→ **Exercise objective**:
Quote the material exactly from the line that contains "Read this page and output its text content." through its last line. Any pictures are to be left out.

— START OF Source material —

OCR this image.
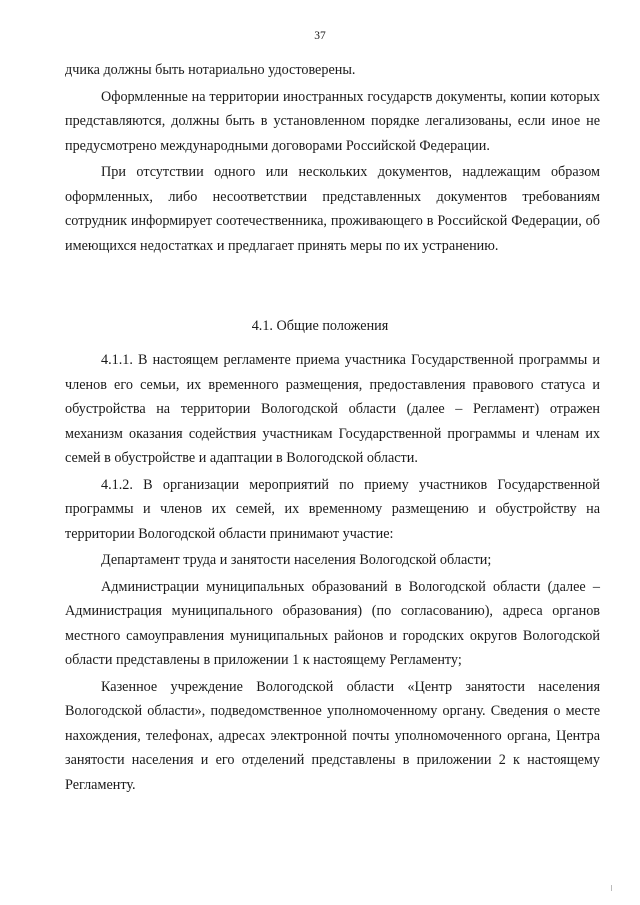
37

дчика должны быть нотариально удостоверены.

Оформленные на территории иностранных государств документы, копии которых представляются, должны быть в установленном порядке легализованы, если иное не предусмотрено международными договорами Российской Федерации.

При отсутствии одного или нескольких документов, надлежащим образом оформленных, либо несоответствии представленных документов требованиям сотрудник информирует соотечественника, проживающего в Российской Федерации, об имеющихся недостатках и предлагает принять меры по их устранению.

4.1. Общие положения

4.1.1. В настоящем регламенте приема участника Государственной программы и членов его семьи, их временного размещения, предоставления правового статуса и обустройства на территории Вологодской области (далее – Регламент) отражен механизм оказания содействия участникам Государственной программы и членам их семей в обустройстве и адаптации в Вологодской области.

4.1.2. В организации мероприятий по приему участников Государственной программы и членов их семей, их временному размещению и обустройству на территории Вологодской области принимают участие:

Департамент труда и занятости населения Вологодской области;

Администрации муниципальных образований в Вологодской области (далее – Администрация муниципального образования) (по согласованию), адреса органов местного самоуправления муниципальных районов и городских округов Вологодской области представлены в приложении 1 к настоящему Регламенту;

Казенное учреждение Вологодской области «Центр занятости населения Вологодской области», подведомственное уполномоченному органу. Сведения о месте нахождения, телефонах, адресах электронной почты уполномоченного органа, Центра занятости населения и его отделений представлены в приложении 2 к настоящему Регламенту.
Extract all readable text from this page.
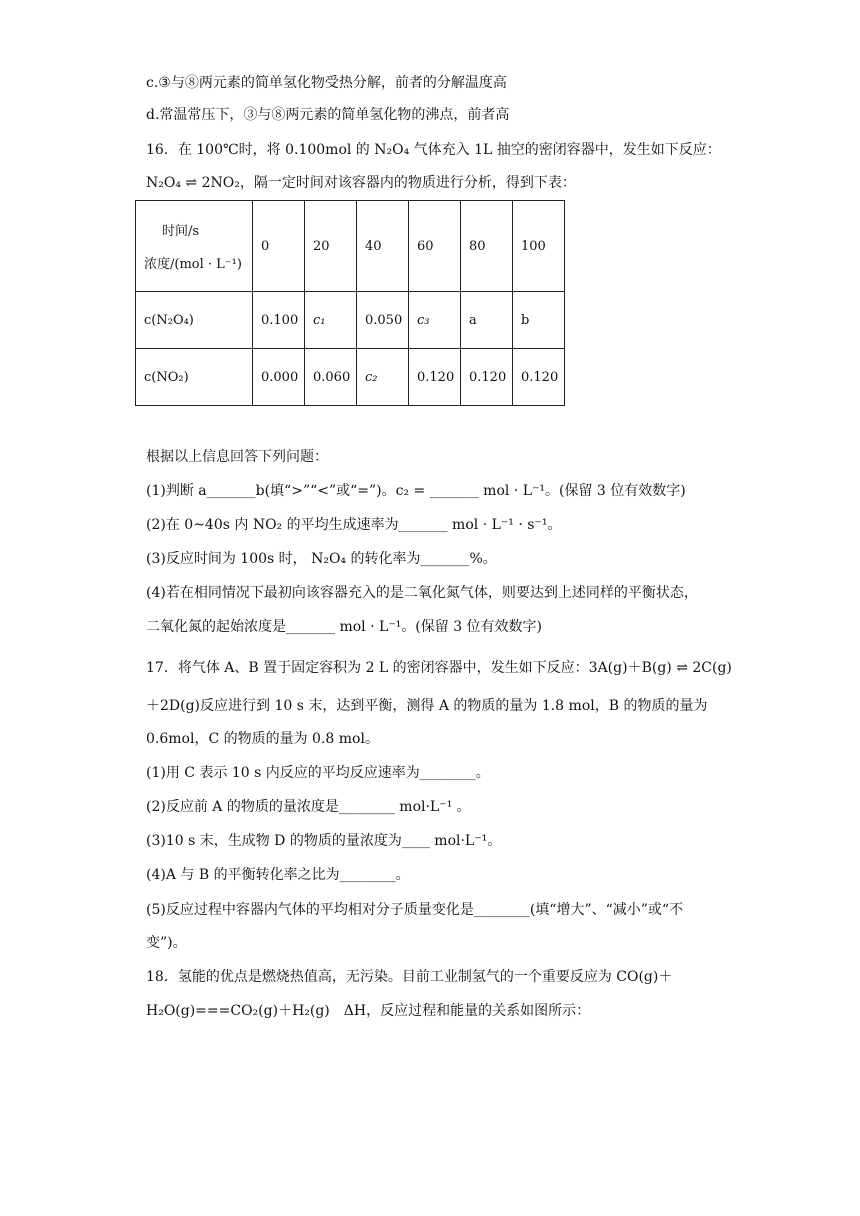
c.③与⑧两元素的简单氢化物受热分解，前者的分解温度高
d.常温常压下，③与⑧两元素的简单氢化物的沸点，前者高
16．在 100℃时，将 0.100mol 的 N₂O₄ 气体充入 1L 抽空的密闭容器中，发生如下反应：
N₂O₄ ⇌ 2NO₂，隔一定时间对该容器内的物质进行分析，得到下表：
时间/s
浓度/(mol · L⁻¹)	0	20	40	60	80	100
c(N₂O₄)	0.100	c₁	0.050	c₃	a	b
c(NO₂)	0.000	0.060	c₂	0.120	0.120	0.120
根据以上信息回答下列问题：
(1)判断 a_______b(填“>”“<”或“=”)。c₂ = _______ mol · L⁻¹。(保留 3 位有效数字)
(2)在 0~40s 内 NO₂ 的平均生成速率为_______ mol · L⁻¹ · s⁻¹。
(3)反应时间为 100s 时， N₂O₄ 的转化率为_______%。
(4)若在相同情况下最初向该容器充入的是二氧化氮气体，则要达到上述同样的平衡状态，
二氧化氮的起始浓度是_______ mol · L⁻¹。(保留 3 位有效数字)
17．将气体 A、B 置于固定容积为 2 L 的密闭容器中，发生如下反应：3A(g)＋B(g) ⇌ 2C(g)
＋2D(g)反应进行到 10 s 末，达到平衡，测得 A 的物质的量为 1.8 mol，B 的物质的量为
0.6mol，C 的物质的量为 0.8 mol。
(1)用 C 表示 10 s 内反应的平均反应速率为________。
(2)反应前 A 的物质的量浓度是________ mol·L⁻¹ 。
(3)10 s 末，生成物 D 的物质的量浓度为____ mol·L⁻¹。
(4)A 与 B 的平衡转化率之比为________。
(5)反应过程中容器内气体的平均相对分子质量变化是________(填“增大”、“减小”或“不
变”)。
18．氢能的优点是燃烧热值高，无污染。目前工业制氢气的一个重要反应为 CO(g)＋
H₂O(g)===CO₂(g)＋H₂(g)　ΔH，反应过程和能量的关系如图所示：
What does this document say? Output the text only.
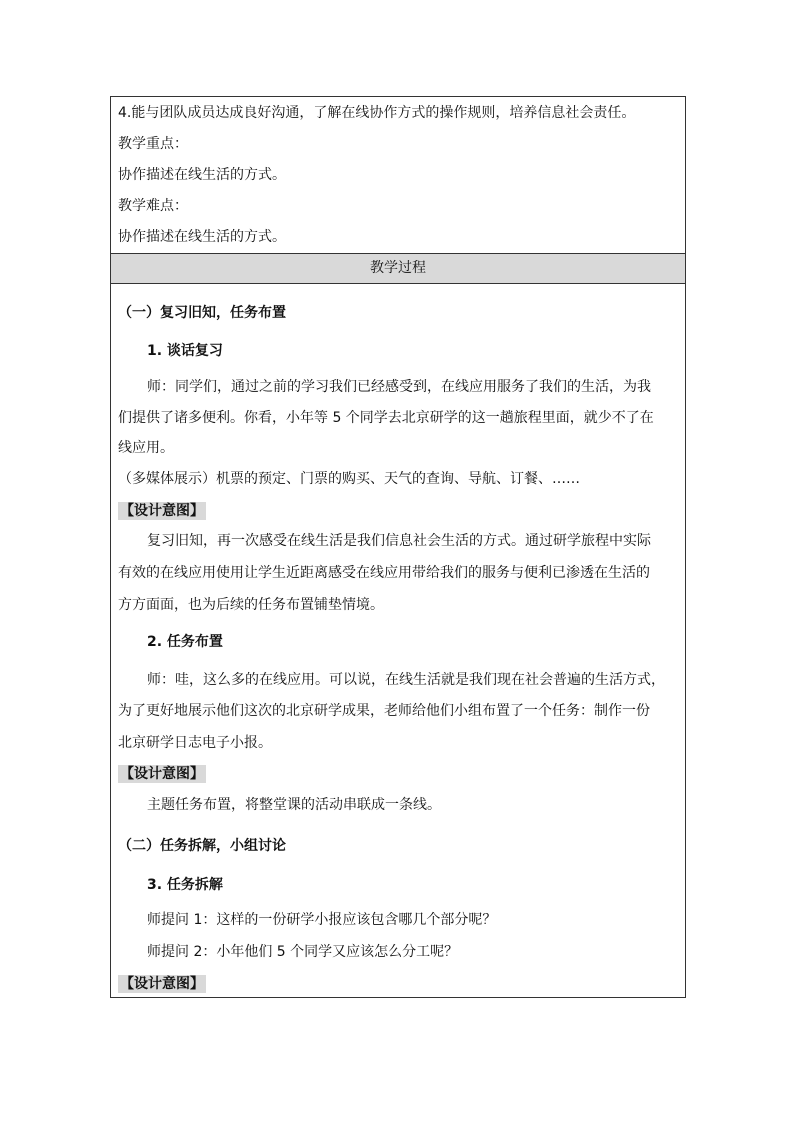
4.能与团队成员达成良好沟通，了解在线协作方式的操作规则，培养信息社会责任。
教学重点：
协作描述在线生活的方式。
教学难点：
协作描述在线生活的方式。
教学过程
（一）复习旧知，任务布置
1. 谈话复习
师：同学们，通过之前的学习我们已经感受到，在线应用服务了我们的生活，为我
们提供了诸多便利。你看，小年等 5 个同学去北京研学的这一趟旅程里面，就少不了在
线应用。
（多媒体展示）机票的预定、门票的购买、天气的查询、导航、订餐、……
【设计意图】
复习旧知，再一次感受在线生活是我们信息社会生活的方式。通过研学旅程中实际
有效的在线应用使用让学生近距离感受在线应用带给我们的服务与便利已渗透在生活的
方方面面，也为后续的任务布置铺垫情境。
2. 任务布置
师：哇，这么多的在线应用。可以说，在线生活就是我们现在社会普遍的生活方式，
为了更好地展示他们这次的北京研学成果，老师给他们小组布置了一个任务：制作一份
北京研学日志电子小报。
【设计意图】
主题任务布置，将整堂课的活动串联成一条线。
（二）任务拆解，小组讨论
3. 任务拆解
师提问 1：这样的一份研学小报应该包含哪几个部分呢？
师提问 2：小年他们 5 个同学又应该怎么分工呢？
【设计意图】
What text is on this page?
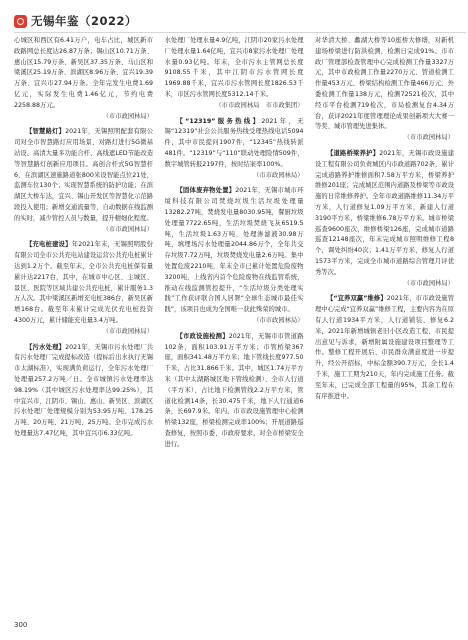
无锡年鉴（2022）

心城区和西区有6.41万户，电车占比，城区新市政路网总长度达26.87万条；锡山区10.71万条、惠山区15.79万条、新吴区37.35万条、马山区和梁溪区25.19万条、滨湖区8.96万条、宜兴19.39万条、宜兴市27.94万条。全年完发生电费1.69亿元，实际发生电费1.46亿元，节约电费2258.88万元。

（市市政园林局）

【智慧路灯】2021年，无锡照明配套有限公司对全市智慧路灯应用场景、对路灯进行5G微基站设、高清大量多功能合杆、高线遮LED节能改造等智慧路灯创新应用项目。高创合杆式5G智慧杆6、在滨湖区速施路道张800米设智能点位21处，监测车位130个；实现智慧系统的防护功能；在滨湖区大桥车达，宜兴、锡山开发区等智慧化示范路段投入使用；新增交通流量等、自动数据在线监测的实时，减少管控人员与数量，提升精细化程度。

（市市政园林局）

【充电桩建设】年2021年末，无锡照明股份有限公司全市公共充电站建设运营公共充电桩累计达到1.2万个。截至年末，全市公共充电桩保有量累计达2217台，其中，在城市中心区、主城区、景区、医院等区域共建公共充电桩，累计服务1.3万人次。其中梁溪区新增充电桩386台、新吴区新增168台。截至年末累计完成光伏充电桩投资4300万元，累计储能充电量3.4万吨。

（市市政园林局）

【污水处理】2021年，无锡市污水处理厂共有污水处理厂完成提标改造（提标后出水执行无锡市太湖标准），实现满负荷运行，全年污水处理厂处理量257.2万吨／日。全市城镇污水处理率达98.19%（其中城区污水处理率达99.25%），其中宜兴市、江阴市、锡山、惠山、新吴区、滨湖区污水处理厂处理规模分别为53.95万吨、178.25万吨、20万吨、21万吨、25万吨。全市完成污水处理量达7.47亿吨，其中宜兴市6.33亿吨。

水处理厂处理水量4.9亿吨，江阴市20家污水处理厂处理水量1.64亿吨，宜兴市8家污水处理厂处理水量0.93亿吨。年末，全市污水主管网总长度9108.55千米，其中江阴市污水管网长度1969.88千米，宜兴市污水管网长度1826.53千米，市区污水管网长度5312.14千米。

（市市政园林局　市市政集团）

【“12319”服务热线】2021年，无锡“12319”社会公共服务热线受理热线电话5094件，其中市民提问1907件，“12345”热线转派481件。“12319”与“110”联动处理险情509件，数字城管转报2197件，按时结案率100%。

（市市政园林局）

【固体废弃物处置】2021年，无锡市城市环境科技有限公司焚烧垃圾生活垃圾处理量13282.27吨，焚烧发电量8030.95吨，餐厨垃圾处理量7722.65吨，生活垃圾焚烧飞灰6519.5吨，生活垃圾1.63万吨，处理渗滤液30.98万吨，填埋场污水处理量2044.86万个，全年共交存垃圾7.72万吨，垃圾焚烧发电量2.6万吨。集中处置危废2210吨，年末全市已累计处置危险废物3200吨，上线省内首个危险废物在线监管系统，推动在线监测管控提升，“生活垃圾分类处理实践”工作获评联合国人居署“全球生态城市最佳实践”，该项目也成为全国唯一获此殊荣的城市。

（市市政园林局）

【市政设施检测】2021年，无锡市市管道路102条，面积103.91万平方米；市管桥梁367座，面积341.48万平方米；地下管线长度977.50千米，占比31.866千米。其中，城区1.74万平方米（其中太湖路城区地下管线检测）、全市人行道（平方米）、占比地下检测管线2.2万平方米，管道化检测14条，长30.475千米，地下人行通道6条，长697.9米。年内，市市政设施管理中心检测桥梁132座，桥梁检测完成率100%；开展道路巡查修复，按照市委、市政府要求，对全市桥梁安全进行。

对华清大桥、蠡湖大桥等10座桥大修缮，对新机建场桥梁进行防洪检测，检测日完成91%。市市政厂管理部检查管理中心完成检测工作量3327万元，其中市政检测工作量2270万元、管道检测工作量453万元、桥梁结构检测工作量466万元、外委检测工作量138万元，检测72521检次，其中经市平台检测719检次，市局检测复台4.34万台，获评2021年度管理理论成果创新项大大赛一等奖、城市管理先进集体。

（市市政园林局）

【道路桥梁养护】2021年，无锡市政设施建设工程有限公司负责城区内市政道路702条，累计完成道路养护维修面积7.58万平方米，桥梁养护维修201座；完成城区范围内道路及桥梁等市政设施的日常维修养护。全年市政道路维修11.34万平方米，人行道修复1.09万平方米，新建人行道3190平方米，桥梁维修6.78万平方米。城市桥梁巡查9600座次，维修桥梁126座，完成城市道路巡查12148座次，年末完成城市照明维修工程8个，调处纠纷40次；1.41万平方米，修复人行道1573平方米，完成全市城市道路综合管理月评优秀等次。

（市市政园林局）

【“宜养双赢”维修】2021年，市市政设施管理中心完成“宜养双赢”维修工程，主要内容为在原有人行道1934平方米，人行道铺装、修复6.2米，2021年新增城镇老旧小区改造工程、市民提出意见与诉求，新增附属设施建设项目整理等工作。整修工程开展后、市民群众满意度进一步提升，经公开招标，中标金额390.7万元，全长1.4千米，施工工期为210天，年内完成施工任务。截至年末，已完成全部工程量的95%，其余工程在有序推进中。

300
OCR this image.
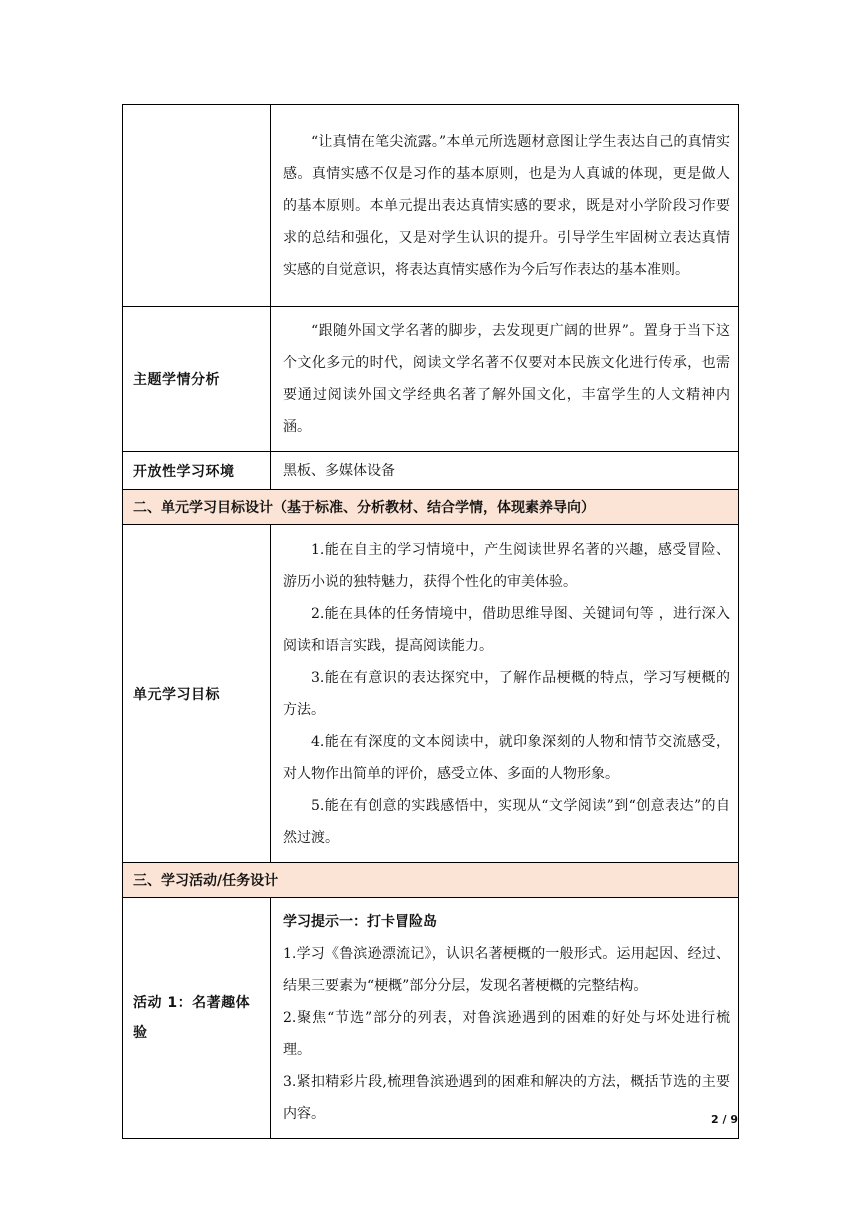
	“让真情在笔尖流露。”本单元所选题材意图让学生表达自己的真情实感。真情实感不仅是习作的基本原则，也是为人真诚的体现，更是做人的基本原则。本单元提出表达真情实感的要求，既是对小学阶段习作要求的总结和强化，又是对学生认识的提升。引导学生牢固树立表达真情实感的自觉意识，将表达真情实感作为今后写作表达的基本准则。

主题学情分析	“跟随外国文学名著的脚步，去发现更广阔的世界”。置身于当下这个文化多元的时代，阅读文学名著不仅要对本民族文化进行传承，也需要通过阅读外国文学经典名著了解外国文化，丰富学生的人文精神内涵。

开放性学习环境	黑板、多媒体设备

二、单元学习目标设计（基于标准、分析教材、结合学情，体现素养导向）	
单元学习目标	1.能在自主的学习情境中，产生阅读世界名著的兴趣，感受冒险、游历小说的独特魅力，获得个性化的审美体验。

2.能在具体的任务情境中，借助思维导图、关键词句等 ，进行深入阅读和语言实践，提高阅读能力。

3.能在有意识的表达探究中，了解作品梗概的特点，学习写梗概的方法。

4.能在有深度的文本阅读中，就印象深刻的人物和情节交流感受，对人物作出简单的评价，感受立体、多面的人物形象。

5.能在有创意的实践感悟中，实现从“文学阅读”到“创意表达”的自然过渡。

三、学习活动/任务设计	
活动 1：名著趣体验	学习提示一：打卡冒险岛

1.学习《鲁滨逊漂流记》，认识名著梗概的一般形式。运用起因、经过、结果三要素为“梗概”部分分层，发现名著梗概的完整结构。

2.聚焦“节选”部分的列表，对鲁滨逊遇到的困难的好处与坏处进行梳理。

3.紧扣精彩片段,梳理鲁滨逊遇到的困难和解决的方法，概括节选的主要内容。	2 / 9
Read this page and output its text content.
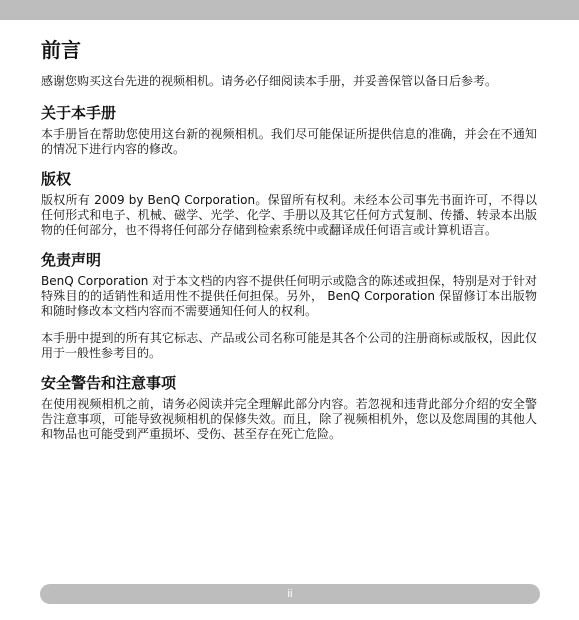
前言

感谢您购买这台先进的视频相机。请务必仔细阅读本手册，并妥善保管以备日后参考。

关于本手册

本手册旨在帮助您使用这台新的视频相机。我们尽可能保证所提供信息的准确，并会在不通知的情况下进行内容的修改。

版权

版权所有 2009 by BenQ Corporation。保留所有权利。未经本公司事先书面许可，不得以任何形式和电子、机械、磁学、光学、化学、手册以及其它任何方式复制、传播、转录本出版物的任何部分，也不得将任何部分存储到检索系统中或翻译成任何语言或计算机语言。

免责声明

BenQ Corporation 对于本文档的内容不提供任何明示或隐含的陈述或担保，特别是对于针对特殊目的的适销性和适用性不提供任何担保。另外， BenQ Corporation 保留修订本出版物和随时修改本文档内容而不需要通知任何人的权利。

本手册中提到的所有其它标志、产品或公司名称可能是其各个公司的注册商标或版权，因此仅用于一般性参考目的。

安全警告和注意事项

在使用视频相机之前，请务必阅读并完全理解此部分内容。若忽视和违背此部分介绍的安全警告注意事项，可能导致视频相机的保修失效。而且，除了视频相机外，您以及您周围的其他人和物品也可能受到严重损坏、受伤、甚至存在死亡危险。

ii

— END OF Source material —

→ **Task output**:
Read this page and output its text content.
前言

感谢您购买这台先进的视频相机。请务必仔细阅读本手册，并妥善保管以备日后参考。

关于本手册

本手册旨在帮助您使用这台新的视频相机。我们尽可能保证所提供信息的准确，并会在不通知的情况下进行内容的修改。

版权

版权所有 2009 by BenQ Corporation。保留所有权利。未经本公司事先书面许可，不得以任何形式和电子、机械、磁学、光学、化学、手册以及其它任何方式复制、传播、转录本出版物的任何部分，也不得将任何部分存储到检索系统中或翻译成任何语言或计算机语言。

免责声明

BenQ Corporation 对于本文档的内容不提供任何明示或隐含的陈述或担保，特别是对于针对特殊目的的适销性和适用性不提供任何担保。另外， BenQ Corporation 保留修订本出版物和随时修改本文档内容而不需要通知任何人的权利。

本手册中提到的所有其它标志、产品或公司名称可能是其各个公司的注册商标或版权，因此仅用于一般性参考目的。

安全警告和注意事项

在使用视频相机之前，请务必阅读并完全理解此部分内容。若忽视和违背此部分介绍的安全警告注意事项，可能导致视频相机的保修失效。而且，除了视频相机外，您以及您周围的其他人和物品也可能受到严重损坏、受伤、甚至存在死亡危险。

ii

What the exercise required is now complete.